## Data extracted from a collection
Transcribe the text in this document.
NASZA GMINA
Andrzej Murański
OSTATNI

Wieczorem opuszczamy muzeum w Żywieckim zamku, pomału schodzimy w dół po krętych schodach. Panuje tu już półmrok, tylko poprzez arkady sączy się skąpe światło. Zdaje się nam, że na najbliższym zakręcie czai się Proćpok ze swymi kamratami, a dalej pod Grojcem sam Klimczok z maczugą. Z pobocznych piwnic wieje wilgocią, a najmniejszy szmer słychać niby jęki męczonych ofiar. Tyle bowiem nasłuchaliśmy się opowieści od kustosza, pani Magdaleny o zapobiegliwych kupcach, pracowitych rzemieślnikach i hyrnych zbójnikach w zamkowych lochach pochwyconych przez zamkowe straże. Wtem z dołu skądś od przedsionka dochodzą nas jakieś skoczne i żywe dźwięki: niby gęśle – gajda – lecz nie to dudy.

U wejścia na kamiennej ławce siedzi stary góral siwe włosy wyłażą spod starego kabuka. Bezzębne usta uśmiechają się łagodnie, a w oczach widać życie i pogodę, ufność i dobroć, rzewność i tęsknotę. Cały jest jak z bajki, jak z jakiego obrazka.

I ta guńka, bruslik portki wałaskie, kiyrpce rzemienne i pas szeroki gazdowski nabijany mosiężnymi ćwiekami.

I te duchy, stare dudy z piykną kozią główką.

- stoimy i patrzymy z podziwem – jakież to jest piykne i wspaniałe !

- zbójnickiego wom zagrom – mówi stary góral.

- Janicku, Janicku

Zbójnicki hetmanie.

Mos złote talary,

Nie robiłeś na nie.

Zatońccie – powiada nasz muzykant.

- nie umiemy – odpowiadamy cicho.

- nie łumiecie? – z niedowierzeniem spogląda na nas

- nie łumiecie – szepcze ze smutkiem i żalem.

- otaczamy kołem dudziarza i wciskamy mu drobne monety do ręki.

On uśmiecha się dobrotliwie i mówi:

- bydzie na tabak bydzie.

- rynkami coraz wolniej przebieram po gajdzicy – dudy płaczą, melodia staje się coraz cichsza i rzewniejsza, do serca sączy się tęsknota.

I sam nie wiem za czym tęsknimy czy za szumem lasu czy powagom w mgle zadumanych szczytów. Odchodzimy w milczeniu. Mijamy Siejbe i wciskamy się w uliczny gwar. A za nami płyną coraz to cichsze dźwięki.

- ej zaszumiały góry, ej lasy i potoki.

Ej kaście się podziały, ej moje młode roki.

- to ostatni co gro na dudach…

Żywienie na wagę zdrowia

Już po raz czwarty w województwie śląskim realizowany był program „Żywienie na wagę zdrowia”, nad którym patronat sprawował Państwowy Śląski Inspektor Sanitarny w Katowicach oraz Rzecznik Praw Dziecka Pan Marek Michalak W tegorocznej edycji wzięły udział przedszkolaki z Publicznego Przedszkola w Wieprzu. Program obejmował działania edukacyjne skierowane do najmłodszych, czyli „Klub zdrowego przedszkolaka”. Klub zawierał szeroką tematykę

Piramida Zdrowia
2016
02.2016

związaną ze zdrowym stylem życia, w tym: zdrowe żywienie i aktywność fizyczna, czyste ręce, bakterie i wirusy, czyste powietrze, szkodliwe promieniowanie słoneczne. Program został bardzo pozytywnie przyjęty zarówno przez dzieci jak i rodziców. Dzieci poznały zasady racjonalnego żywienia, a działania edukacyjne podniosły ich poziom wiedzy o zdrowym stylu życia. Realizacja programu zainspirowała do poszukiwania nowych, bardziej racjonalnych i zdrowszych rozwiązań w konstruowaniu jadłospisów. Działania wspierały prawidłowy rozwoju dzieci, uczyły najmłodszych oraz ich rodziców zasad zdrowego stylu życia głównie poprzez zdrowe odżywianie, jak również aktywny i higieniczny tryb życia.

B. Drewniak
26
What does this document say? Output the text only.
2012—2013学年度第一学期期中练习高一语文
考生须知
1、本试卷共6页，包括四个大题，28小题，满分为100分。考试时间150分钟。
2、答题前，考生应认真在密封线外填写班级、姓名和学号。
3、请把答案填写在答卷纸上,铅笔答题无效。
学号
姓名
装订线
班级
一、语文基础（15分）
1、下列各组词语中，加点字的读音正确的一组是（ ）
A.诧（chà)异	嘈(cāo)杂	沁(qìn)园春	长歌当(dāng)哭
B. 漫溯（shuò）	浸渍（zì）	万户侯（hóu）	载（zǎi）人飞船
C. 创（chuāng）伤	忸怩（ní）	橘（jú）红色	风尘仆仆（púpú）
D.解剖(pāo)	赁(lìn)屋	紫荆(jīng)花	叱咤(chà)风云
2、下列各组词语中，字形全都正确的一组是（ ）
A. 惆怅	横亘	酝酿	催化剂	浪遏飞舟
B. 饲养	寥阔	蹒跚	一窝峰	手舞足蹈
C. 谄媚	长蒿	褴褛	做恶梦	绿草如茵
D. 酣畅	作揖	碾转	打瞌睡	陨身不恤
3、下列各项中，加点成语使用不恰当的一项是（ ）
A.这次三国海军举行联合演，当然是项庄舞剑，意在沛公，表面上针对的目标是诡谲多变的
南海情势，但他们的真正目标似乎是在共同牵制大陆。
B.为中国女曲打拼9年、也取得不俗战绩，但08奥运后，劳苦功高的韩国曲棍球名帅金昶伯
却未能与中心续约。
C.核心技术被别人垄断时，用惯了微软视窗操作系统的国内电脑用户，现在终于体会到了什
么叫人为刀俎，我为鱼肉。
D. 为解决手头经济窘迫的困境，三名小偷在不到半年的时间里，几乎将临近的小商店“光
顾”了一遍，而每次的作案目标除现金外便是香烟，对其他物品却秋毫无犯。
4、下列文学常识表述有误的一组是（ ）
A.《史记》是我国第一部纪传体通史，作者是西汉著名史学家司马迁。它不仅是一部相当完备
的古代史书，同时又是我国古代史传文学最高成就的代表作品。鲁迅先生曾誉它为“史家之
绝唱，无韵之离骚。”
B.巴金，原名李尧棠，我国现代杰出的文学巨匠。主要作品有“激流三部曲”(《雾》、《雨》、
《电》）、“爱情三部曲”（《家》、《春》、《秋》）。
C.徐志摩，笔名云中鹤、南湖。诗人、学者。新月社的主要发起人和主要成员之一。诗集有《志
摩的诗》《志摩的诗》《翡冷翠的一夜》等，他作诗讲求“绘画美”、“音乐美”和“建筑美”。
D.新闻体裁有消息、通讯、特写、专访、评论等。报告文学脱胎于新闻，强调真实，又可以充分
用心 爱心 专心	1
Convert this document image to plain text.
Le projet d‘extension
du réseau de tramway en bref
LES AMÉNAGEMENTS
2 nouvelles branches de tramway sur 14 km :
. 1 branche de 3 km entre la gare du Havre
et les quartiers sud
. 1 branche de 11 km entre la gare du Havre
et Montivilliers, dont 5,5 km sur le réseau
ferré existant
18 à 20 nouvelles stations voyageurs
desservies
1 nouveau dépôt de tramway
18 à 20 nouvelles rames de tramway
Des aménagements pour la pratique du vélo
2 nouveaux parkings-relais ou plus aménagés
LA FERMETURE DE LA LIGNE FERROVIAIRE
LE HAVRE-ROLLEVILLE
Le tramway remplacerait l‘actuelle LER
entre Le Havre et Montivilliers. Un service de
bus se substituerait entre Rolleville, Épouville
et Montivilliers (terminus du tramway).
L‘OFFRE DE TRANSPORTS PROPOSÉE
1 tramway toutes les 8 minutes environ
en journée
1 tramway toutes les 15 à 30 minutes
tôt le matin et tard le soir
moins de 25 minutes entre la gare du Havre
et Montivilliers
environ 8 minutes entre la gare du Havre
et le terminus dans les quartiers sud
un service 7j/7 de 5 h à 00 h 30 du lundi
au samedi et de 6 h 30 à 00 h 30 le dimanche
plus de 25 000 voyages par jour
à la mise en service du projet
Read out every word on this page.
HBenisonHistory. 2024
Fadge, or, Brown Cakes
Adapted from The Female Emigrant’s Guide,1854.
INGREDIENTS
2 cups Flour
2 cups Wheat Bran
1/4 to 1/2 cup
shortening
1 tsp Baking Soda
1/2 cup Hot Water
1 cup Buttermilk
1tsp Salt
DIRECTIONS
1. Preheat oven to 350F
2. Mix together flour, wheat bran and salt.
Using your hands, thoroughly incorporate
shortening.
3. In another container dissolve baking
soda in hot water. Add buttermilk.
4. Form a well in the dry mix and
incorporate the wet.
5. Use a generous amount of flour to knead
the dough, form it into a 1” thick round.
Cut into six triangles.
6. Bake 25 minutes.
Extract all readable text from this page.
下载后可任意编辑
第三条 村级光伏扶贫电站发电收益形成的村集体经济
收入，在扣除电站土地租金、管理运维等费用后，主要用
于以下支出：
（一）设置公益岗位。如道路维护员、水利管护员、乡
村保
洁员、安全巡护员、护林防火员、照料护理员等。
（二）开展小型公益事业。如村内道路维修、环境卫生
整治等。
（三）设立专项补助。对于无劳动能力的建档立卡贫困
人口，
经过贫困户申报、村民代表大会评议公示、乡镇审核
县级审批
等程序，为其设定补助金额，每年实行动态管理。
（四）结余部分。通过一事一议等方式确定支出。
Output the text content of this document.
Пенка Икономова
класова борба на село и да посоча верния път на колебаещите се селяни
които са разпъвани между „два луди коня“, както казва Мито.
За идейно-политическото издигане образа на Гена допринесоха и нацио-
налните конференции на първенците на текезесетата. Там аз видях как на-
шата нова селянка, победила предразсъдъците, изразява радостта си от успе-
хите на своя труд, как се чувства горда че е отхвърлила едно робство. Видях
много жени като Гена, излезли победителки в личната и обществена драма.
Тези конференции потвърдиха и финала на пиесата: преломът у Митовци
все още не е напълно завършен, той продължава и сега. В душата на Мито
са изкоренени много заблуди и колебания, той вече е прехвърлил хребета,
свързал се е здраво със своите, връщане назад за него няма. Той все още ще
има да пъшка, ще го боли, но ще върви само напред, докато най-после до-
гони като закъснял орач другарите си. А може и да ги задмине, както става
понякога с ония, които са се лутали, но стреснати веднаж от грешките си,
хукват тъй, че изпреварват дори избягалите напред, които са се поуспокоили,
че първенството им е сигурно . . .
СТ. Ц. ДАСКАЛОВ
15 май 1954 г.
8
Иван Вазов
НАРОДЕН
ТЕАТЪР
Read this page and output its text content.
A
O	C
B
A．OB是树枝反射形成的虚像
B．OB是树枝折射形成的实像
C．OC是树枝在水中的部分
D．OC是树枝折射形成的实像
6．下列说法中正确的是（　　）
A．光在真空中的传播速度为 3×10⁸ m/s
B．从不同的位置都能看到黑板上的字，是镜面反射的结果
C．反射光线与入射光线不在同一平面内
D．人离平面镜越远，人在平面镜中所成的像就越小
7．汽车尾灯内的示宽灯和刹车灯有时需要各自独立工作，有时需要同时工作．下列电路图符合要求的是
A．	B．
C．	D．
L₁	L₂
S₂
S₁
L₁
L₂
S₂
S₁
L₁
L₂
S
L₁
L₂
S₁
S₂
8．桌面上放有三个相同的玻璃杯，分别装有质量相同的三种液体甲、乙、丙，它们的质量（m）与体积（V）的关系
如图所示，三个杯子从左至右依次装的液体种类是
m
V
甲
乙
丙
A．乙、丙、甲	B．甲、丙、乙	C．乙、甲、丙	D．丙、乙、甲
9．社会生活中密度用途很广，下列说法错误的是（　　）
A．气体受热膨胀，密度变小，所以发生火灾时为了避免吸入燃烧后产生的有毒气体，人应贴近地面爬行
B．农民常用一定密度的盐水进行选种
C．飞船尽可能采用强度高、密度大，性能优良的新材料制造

## BRIEF
Find "Read this page and output its text content." in the data above, then repeat that line and all lines after it exactly, ending with the final line.

## COMPLETED TASK
Read this page and output its text content.
A
O	C
B
A．OB是树枝反射形成的虚像
B．OB是树枝折射形成的实像
C．OC是树枝在水中的部分
D．OC是树枝折射形成的实像
6．下列说法中正确的是（　　）
A．光在真空中的传播速度为 3×10⁸ m/s
B．从不同的位置都能看到黑板上的字，是镜面反射的结果
C．反射光线与入射光线不在同一平面内
D．人离平面镜越远，人在平面镜中所成的像就越小
7．汽车尾灯内的示宽灯和刹车灯有时需要各自独立工作，有时需要同时工作．下列电路图符合要求的是
A．	B．
C．	D．
L₁	L₂
S₂
S₁
L₁
L₂
S₂
S₁
L₁
L₂
S
L₁
L₂
S₁
S₂
8．桌面上放有三个相同的玻璃杯，分别装有质量相同的三种液体甲、乙、丙，它们的质量（m）与体积（V）的关系
如图所示，三个杯子从左至右依次装的液体种类是
m
V
甲
乙
丙
A．乙、丙、甲	B．甲、丙、乙	C．乙、甲、丙	D．丙、乙、甲
9．社会生活中密度用途很广，下列说法错误的是（　　）
A．气体受热膨胀，密度变小，所以发生火灾时为了避免吸入燃烧后产生的有毒气体，人应贴近地面爬行
B．农民常用一定密度的盐水进行选种
C．飞船尽可能采用强度高、密度大，性能优良的新材料制造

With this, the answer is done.